## START Entries

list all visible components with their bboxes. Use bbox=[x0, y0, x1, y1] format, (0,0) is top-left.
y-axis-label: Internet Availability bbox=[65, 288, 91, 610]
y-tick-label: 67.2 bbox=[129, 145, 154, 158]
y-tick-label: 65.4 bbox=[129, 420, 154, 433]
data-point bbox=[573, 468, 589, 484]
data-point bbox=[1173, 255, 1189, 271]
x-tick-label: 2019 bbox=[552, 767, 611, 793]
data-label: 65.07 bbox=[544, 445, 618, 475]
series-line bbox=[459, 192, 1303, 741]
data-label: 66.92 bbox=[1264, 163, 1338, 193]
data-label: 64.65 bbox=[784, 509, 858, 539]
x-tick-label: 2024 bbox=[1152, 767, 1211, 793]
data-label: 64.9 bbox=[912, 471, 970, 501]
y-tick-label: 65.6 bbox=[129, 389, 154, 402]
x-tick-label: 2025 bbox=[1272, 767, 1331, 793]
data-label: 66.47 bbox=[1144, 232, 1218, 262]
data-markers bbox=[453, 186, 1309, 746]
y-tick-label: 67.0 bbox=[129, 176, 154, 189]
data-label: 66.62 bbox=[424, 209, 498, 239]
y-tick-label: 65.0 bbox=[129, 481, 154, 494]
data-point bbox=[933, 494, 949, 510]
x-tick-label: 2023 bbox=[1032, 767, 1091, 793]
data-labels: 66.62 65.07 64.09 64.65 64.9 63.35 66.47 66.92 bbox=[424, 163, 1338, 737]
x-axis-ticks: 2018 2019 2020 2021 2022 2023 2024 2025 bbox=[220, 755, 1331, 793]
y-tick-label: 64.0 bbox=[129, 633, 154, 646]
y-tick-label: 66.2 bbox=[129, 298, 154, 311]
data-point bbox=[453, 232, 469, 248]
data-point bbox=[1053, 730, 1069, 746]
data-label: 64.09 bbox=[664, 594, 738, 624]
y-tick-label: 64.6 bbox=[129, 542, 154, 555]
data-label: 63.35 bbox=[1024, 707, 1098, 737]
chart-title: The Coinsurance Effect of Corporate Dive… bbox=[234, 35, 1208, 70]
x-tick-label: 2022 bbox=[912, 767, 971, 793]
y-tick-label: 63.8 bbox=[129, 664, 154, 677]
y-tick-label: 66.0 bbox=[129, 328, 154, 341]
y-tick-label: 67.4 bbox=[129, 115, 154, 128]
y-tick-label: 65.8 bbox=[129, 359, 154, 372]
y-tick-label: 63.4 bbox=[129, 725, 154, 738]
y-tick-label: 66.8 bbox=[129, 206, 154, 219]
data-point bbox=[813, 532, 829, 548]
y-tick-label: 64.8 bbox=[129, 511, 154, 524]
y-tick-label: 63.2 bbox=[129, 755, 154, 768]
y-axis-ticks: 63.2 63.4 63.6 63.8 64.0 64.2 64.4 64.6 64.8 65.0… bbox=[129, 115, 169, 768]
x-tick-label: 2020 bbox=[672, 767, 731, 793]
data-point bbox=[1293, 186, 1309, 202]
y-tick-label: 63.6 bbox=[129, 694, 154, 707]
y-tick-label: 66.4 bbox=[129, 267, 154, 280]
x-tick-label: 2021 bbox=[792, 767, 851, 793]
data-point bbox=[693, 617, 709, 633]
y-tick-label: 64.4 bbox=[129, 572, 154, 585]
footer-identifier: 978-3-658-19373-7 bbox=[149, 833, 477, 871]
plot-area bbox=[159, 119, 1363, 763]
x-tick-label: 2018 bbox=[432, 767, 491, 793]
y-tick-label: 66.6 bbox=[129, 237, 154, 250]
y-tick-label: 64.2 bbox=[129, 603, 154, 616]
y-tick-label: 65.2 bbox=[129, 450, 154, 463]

## END Entries

## Work to complete
Copy the material from its first line through the line containing "y-tick-label: 63.6 bbox=[129, 694, 154, 707]", including both, and replace "Internet Availability" with "Broadband Access". Keep everything else unchanged.

## Written response
list all visible components with their bboxes. Use bbox=[x0, y0, x1, y1] format, (0,0) is top-left.
y-axis-label: Broadband Access bbox=[65, 288, 91, 610]
y-tick-label: 67.2 bbox=[129, 145, 154, 158]
y-tick-label: 65.4 bbox=[129, 420, 154, 433]
data-point bbox=[573, 468, 589, 484]
data-point bbox=[1173, 255, 1189, 271]
x-tick-label: 2019 bbox=[552, 767, 611, 793]
data-label: 65.07 bbox=[544, 445, 618, 475]
series-line bbox=[459, 192, 1303, 741]
data-label: 66.92 bbox=[1264, 163, 1338, 193]
data-label: 64.65 bbox=[784, 509, 858, 539]
x-tick-label: 2024 bbox=[1152, 767, 1211, 793]
data-label: 64.9 bbox=[912, 471, 970, 501]
y-tick-label: 65.6 bbox=[129, 389, 154, 402]
x-tick-label: 2025 bbox=[1272, 767, 1331, 793]
data-label: 66.47 bbox=[1144, 232, 1218, 262]
data-markers bbox=[453, 186, 1309, 746]
y-tick-label: 67.0 bbox=[129, 176, 154, 189]
data-label: 66.62 bbox=[424, 209, 498, 239]
y-tick-label: 65.0 bbox=[129, 481, 154, 494]
data-point bbox=[933, 494, 949, 510]
x-tick-label: 2023 bbox=[1032, 767, 1091, 793]
data-labels: 66.62 65.07 64.09 64.65 64.9 63.35 66.47 66.92 bbox=[424, 163, 1338, 737]
x-axis-ticks: 2018 2019 2020 2021 2022 2023 2024 2025 bbox=[220, 755, 1331, 793]
y-tick-label: 64.0 bbox=[129, 633, 154, 646]
y-tick-label: 66.2 bbox=[129, 298, 154, 311]
data-point bbox=[453, 232, 469, 248]
data-point bbox=[1053, 730, 1069, 746]
data-label: 64.09 bbox=[664, 594, 738, 624]
y-tick-label: 64.6 bbox=[129, 542, 154, 555]
data-label: 63.35 bbox=[1024, 707, 1098, 737]
chart-title: The Coinsurance Effect of Corporate Dive… bbox=[234, 35, 1208, 70]
x-tick-label: 2022 bbox=[912, 767, 971, 793]
y-tick-label: 63.8 bbox=[129, 664, 154, 677]
y-tick-label: 66.0 bbox=[129, 328, 154, 341]
y-tick-label: 67.4 bbox=[129, 115, 154, 128]
y-tick-label: 65.8 bbox=[129, 359, 154, 372]
y-tick-label: 63.4 bbox=[129, 725, 154, 738]
y-tick-label: 66.8 bbox=[129, 206, 154, 219]
data-point bbox=[813, 532, 829, 548]
y-tick-label: 64.8 bbox=[129, 511, 154, 524]
y-tick-label: 63.2 bbox=[129, 755, 154, 768]
y-axis-ticks: 63.2 63.4 63.6 63.8 64.0 64.2 64.4 64.6 64.8 65.0… bbox=[129, 115, 169, 768]
x-tick-label: 2020 bbox=[672, 767, 731, 793]
data-point bbox=[1293, 186, 1309, 202]
y-tick-label: 63.6 bbox=[129, 694, 154, 707]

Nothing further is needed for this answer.